===== SUPPLIED MATERIAL =====
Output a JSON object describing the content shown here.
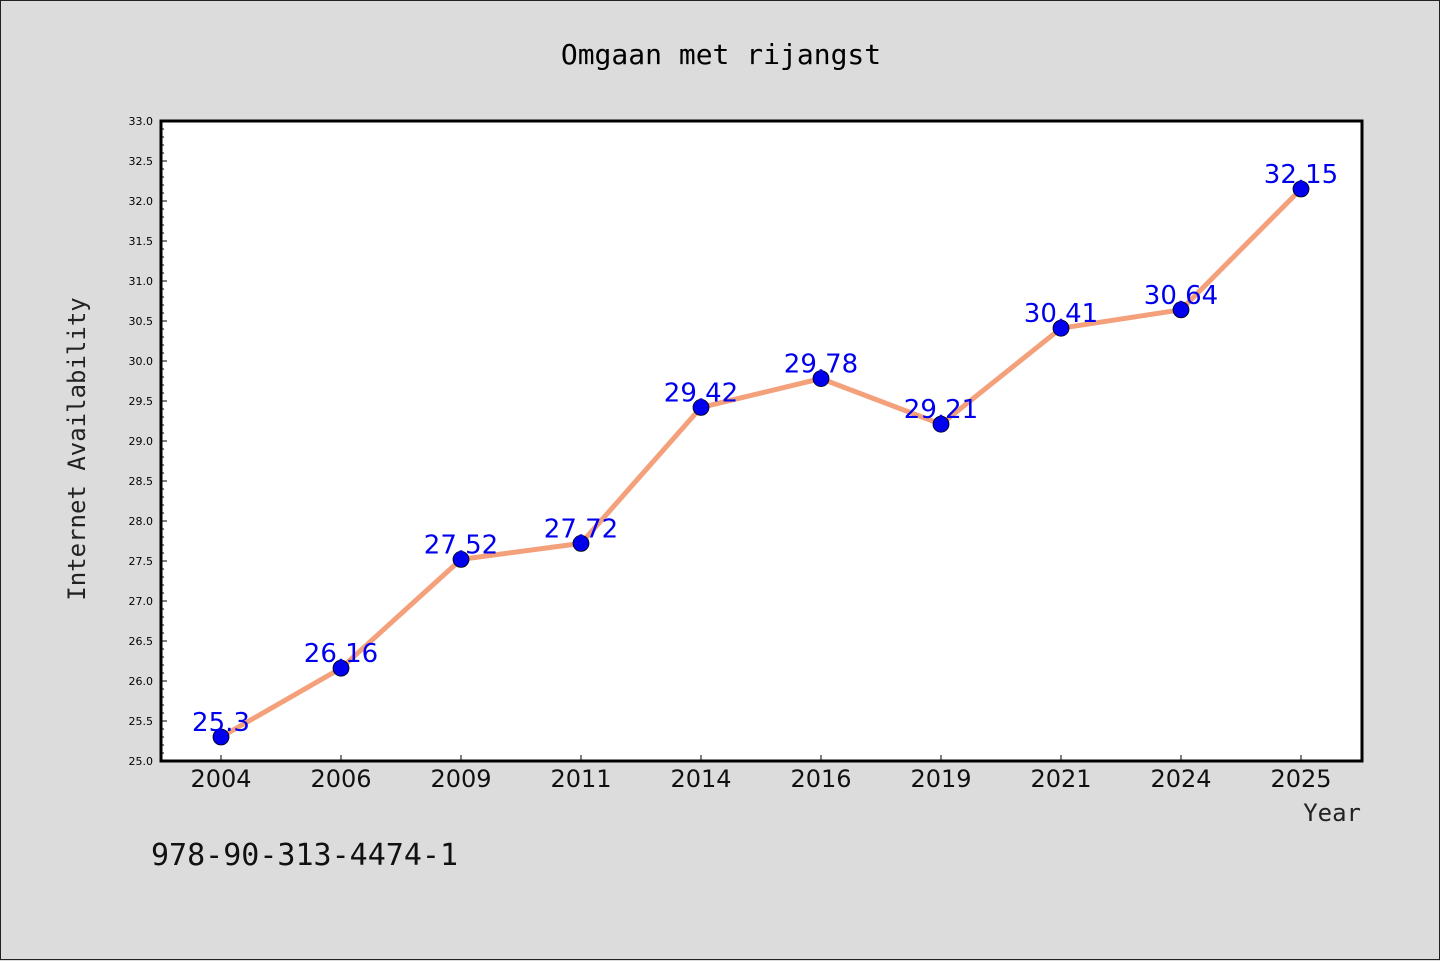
{
  "chart_data": {
    "type": "line",
    "title": "Omgaan met rijangst",
    "xlabel": "Year",
    "ylabel": "Internet Availability",
    "categories": [
      "2004",
      "2006",
      "2009",
      "2011",
      "2014",
      "2016",
      "2019",
      "2021",
      "2024",
      "2025"
    ],
    "series": [
      {
        "values": [
          25.3,
          26.16,
          27.52,
          27.72,
          29.42,
          29.78,
          29.21,
          30.41,
          30.64,
          32.15
        ],
        "data_labels": [
          "25.3",
          "26.16",
          "27.52",
          "27.72",
          "29.42",
          "29.78",
          "29.21",
          "30.41",
          "30.64",
          "32.15"
        ],
        "line_color": "#f4a07a",
        "marker_color": "#0000ee"
      }
    ],
    "ylim": [
      25.0,
      33.0
    ],
    "yticks": [
      "25.0",
      "25.5",
      "26.0",
      "26.5",
      "27.0",
      "27.5",
      "28.0",
      "28.5",
      "29.0",
      "29.5",
      "30.0",
      "30.5",
      "31.0",
      "31.5",
      "32.0",
      "32.5",
      "33.0"
    ],
    "grid": false,
    "legend": "none"
  },
  "footnote": "978-90-313-4474-1",
  "colors": {
    "background": "#dcdcdc",
    "plot_background": "#ffffff",
    "line": "#f4a07a",
    "marker": "#0000ee",
    "data_label": "#0000ee"
  }
}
=====
All of the material above should be reproduced exactly, except the pictures.

EXPECTED ANSWER ▸
Output a JSON object describing the content shown here.
{
  "chart_data": {
    "type": "line",
    "title": "Omgaan met rijangst",
    "xlabel": "Year",
    "ylabel": "Internet Availability",
    "categories": [
      "2004",
      "2006",
      "2009",
      "2011",
      "2014",
      "2016",
      "2019",
      "2021",
      "2024",
      "2025"
    ],
    "series": [
      {
        "values": [
          25.3,
          26.16,
          27.52,
          27.72,
          29.42,
          29.78,
          29.21,
          30.41,
          30.64,
          32.15
        ],
        "data_labels": [
          "25.3",
          "26.16",
          "27.52",
          "27.72",
          "29.42",
          "29.78",
          "29.21",
          "30.41",
          "30.64",
          "32.15"
        ],
        "line_color": "#f4a07a",
        "marker_color": "#0000ee"
      }
    ],
    "ylim": [
      25.0,
      33.0
    ],
    "yticks": [
      "25.0",
      "25.5",
      "26.0",
      "26.5",
      "27.0",
      "27.5",
      "28.0",
      "28.5",
      "29.0",
      "29.5",
      "30.0",
      "30.5",
      "31.0",
      "31.5",
      "32.0",
      "32.5",
      "33.0"
    ],
    "grid": false,
    "legend": "none"
  },
  "footnote": "978-90-313-4474-1",
  "colors": {
    "background": "#dcdcdc",
    "plot_background": "#ffffff",
    "line": "#f4a07a",
    "marker": "#0000ee",
    "data_label": "#0000ee"
  }
}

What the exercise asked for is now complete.